• _Quoted passage_
"""

They were plunged into the bog,

so the wheat would rise again.

More than 2,500 years ago,

the Altai mountains of Siberia

were home to a nomadic people

called the Pazyryk.

They lived by the horse,

and moved great herds across the land

in search of pasture.

Horses were their measure

of wealth and status.

The Pazyryk buried their dead in

chambers dug deep into the icy earth.

In 1993, Russian archeologists

opened an undisturbed chamber.

First, they found the remains of

six horses killed by blows to the head.

Surely, they thought, this must be

the tomb of a powerful man.

The coffin itself was

completely sealed in ice.

To everyone's surprise,

it contained a young woman-

her features gone,

but her body intact.

Tattoos of mythical creatures

adorned her sturdy hands.

Was she a Priestess? Warrior? Healer?

Her identity eludes us,

but she provides a new image of women

in this ancient culture.

On the west coast of Greenland,

a rocky cove once harbored

an Eskimo village,

home to a people called the Inuit.

Some five hundred years ago,

misfortune struck here,

and eight bodies were laid

to rest in a dry, sheltering cave.

Cause of death remains a mystery.

But these freeze? dried mummies,

in superb fur clothing,

rank as one of the most spectacular

archeological finds

from the arctic region.

"""

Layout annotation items
"""

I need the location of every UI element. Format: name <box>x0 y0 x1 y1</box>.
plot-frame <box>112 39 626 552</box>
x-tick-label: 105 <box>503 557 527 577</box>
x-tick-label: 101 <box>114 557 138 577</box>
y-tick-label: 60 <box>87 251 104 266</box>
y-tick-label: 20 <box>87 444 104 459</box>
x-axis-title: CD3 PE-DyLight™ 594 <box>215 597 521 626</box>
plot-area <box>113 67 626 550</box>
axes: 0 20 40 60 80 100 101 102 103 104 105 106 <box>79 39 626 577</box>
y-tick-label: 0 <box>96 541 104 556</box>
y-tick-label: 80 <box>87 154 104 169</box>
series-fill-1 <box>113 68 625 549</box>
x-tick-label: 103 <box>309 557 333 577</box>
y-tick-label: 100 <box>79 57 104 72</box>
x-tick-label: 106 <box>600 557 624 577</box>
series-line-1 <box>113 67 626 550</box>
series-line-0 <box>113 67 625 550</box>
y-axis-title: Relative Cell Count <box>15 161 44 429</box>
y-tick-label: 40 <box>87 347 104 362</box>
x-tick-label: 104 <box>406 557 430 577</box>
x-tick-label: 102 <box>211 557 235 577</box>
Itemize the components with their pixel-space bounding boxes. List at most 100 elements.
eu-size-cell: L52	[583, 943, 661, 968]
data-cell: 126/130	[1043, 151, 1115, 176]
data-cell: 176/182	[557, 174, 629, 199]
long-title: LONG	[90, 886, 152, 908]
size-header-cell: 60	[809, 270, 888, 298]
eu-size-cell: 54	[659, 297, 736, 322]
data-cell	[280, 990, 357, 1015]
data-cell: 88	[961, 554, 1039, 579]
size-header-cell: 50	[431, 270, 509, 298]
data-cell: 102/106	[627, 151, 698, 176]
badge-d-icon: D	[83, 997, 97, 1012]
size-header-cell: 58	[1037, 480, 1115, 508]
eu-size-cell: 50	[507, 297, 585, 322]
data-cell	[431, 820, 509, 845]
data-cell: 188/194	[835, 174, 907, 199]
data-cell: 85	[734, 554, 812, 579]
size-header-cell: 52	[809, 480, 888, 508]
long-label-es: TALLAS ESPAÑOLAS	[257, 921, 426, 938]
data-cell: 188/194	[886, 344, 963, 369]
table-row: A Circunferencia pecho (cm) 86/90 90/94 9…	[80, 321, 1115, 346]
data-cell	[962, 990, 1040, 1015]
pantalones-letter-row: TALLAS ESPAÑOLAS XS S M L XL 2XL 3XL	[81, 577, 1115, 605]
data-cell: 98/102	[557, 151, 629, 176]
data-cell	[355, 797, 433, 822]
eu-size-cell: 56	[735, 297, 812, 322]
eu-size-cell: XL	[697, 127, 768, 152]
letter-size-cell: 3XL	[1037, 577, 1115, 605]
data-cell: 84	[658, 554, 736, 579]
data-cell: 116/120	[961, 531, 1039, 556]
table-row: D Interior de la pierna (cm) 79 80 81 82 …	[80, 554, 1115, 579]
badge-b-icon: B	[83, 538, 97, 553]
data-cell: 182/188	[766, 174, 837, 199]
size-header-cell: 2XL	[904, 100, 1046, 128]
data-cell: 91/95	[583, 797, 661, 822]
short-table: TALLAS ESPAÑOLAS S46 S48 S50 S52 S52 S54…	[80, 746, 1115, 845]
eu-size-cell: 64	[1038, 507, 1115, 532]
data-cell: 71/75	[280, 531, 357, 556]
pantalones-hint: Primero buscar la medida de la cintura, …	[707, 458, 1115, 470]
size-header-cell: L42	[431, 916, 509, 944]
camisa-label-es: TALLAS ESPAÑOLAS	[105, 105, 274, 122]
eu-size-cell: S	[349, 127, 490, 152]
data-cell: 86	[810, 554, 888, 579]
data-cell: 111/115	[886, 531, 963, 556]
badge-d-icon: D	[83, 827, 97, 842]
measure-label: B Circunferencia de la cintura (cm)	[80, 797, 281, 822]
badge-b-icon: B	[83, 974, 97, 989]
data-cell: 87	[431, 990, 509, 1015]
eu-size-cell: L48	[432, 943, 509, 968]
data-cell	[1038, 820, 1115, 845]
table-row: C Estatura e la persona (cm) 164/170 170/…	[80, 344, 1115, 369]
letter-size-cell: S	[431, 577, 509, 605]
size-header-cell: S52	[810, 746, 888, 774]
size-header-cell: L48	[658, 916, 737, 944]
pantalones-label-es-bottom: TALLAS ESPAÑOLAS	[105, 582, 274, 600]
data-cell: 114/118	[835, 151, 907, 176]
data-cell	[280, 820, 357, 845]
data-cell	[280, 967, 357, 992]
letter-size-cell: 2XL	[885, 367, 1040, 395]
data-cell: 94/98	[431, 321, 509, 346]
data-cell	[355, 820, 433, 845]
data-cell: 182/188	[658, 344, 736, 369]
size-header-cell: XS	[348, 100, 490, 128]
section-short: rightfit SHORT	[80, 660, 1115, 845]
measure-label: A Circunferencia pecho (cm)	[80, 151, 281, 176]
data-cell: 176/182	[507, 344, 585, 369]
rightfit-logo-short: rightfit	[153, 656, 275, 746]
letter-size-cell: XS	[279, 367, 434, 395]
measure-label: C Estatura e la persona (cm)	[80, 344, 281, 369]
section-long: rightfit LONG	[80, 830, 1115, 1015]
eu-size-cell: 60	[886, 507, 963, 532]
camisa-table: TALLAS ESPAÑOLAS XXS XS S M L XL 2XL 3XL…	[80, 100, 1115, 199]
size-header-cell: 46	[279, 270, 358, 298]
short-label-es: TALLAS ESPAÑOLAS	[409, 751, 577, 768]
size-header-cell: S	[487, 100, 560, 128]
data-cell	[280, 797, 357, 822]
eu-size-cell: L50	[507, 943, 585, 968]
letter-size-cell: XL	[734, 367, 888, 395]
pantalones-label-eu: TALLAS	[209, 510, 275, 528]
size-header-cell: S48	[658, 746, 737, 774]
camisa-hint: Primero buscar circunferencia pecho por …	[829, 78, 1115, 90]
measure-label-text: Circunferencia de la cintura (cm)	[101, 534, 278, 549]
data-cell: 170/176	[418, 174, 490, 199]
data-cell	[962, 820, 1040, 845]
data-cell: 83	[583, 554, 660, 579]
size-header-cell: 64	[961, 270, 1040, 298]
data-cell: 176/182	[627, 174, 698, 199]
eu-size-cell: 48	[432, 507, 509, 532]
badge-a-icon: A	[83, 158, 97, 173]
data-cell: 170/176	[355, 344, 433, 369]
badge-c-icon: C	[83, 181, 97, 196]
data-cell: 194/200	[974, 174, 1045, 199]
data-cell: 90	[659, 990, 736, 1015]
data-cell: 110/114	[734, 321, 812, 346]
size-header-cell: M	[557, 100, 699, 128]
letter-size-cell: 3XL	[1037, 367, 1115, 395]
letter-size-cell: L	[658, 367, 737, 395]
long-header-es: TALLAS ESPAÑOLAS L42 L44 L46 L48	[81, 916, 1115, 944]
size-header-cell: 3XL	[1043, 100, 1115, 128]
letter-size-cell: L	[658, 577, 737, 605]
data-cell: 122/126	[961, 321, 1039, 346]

"""

• _Brief_
Write what comes next in the passage on the Pazyryk and Inuit burials, starting after its final line.

• _Result_
The frozen heights of the Andes

preserve a record of the past.

Five hundred years ago,

the Inca ruled these highlands,

and worshiped the mountains as gods.

Traces of their sacred sites are

scattered throughout the peaks.

For nearly two decades,

anthropologist Johan Reinhard

has sought out the high altitude

sites of the Inca.

But in September 1995,

he first climbed Mount Ampato in Peru

with a different goal in mind.

"Ampato's been a peak

that's always been a mystery.

It's always stood out there and people

haven't really climbed it very often

and haven't seen much

that's been on it."

"And the idea was just to get

some pictures of another volcano

that was erupting nearby,

never really thinking we'd find

anything on the summit.

Now the reason for that is is that

it's never been seen

without a permanent

snow-capped summit."

The eruption had showered

Ampato with dark ash.

Even at more than 20,000 feet,

much of the snow had melted.

When my assistant, Miguel Zarate,

and I, we reached the summit,

I was taking some notes when

Miguel just continued on and,

all of a sudden,

gave a whistle and pointed.

And I looked and, sure enough, it was

clear from even, forty, fifty feet away,

that there were feathers

sticking out of the slope."

They adorned three Inca figurines

once buried, now exposed by a rockslide.

"We were still looking down the slope

and very quickly saw this bundle,

laying right out on the ice.

I asked Miguel to pick it up

and move it a bit.

And as he did, all of a sudden

we were looking into the face

of this dead young woman."

Mummified by the cold,

she had been sacrificed and buried

on the mountaintop

some five hundred years ago.

When her rocky tomb collapsed,

her face was exposed to the sun.

But her body was

intact-skin, muscle, bone,

even the blood in her veins

frozen solid.

Scientists estimate she was twelve

to fourteen years old when she died.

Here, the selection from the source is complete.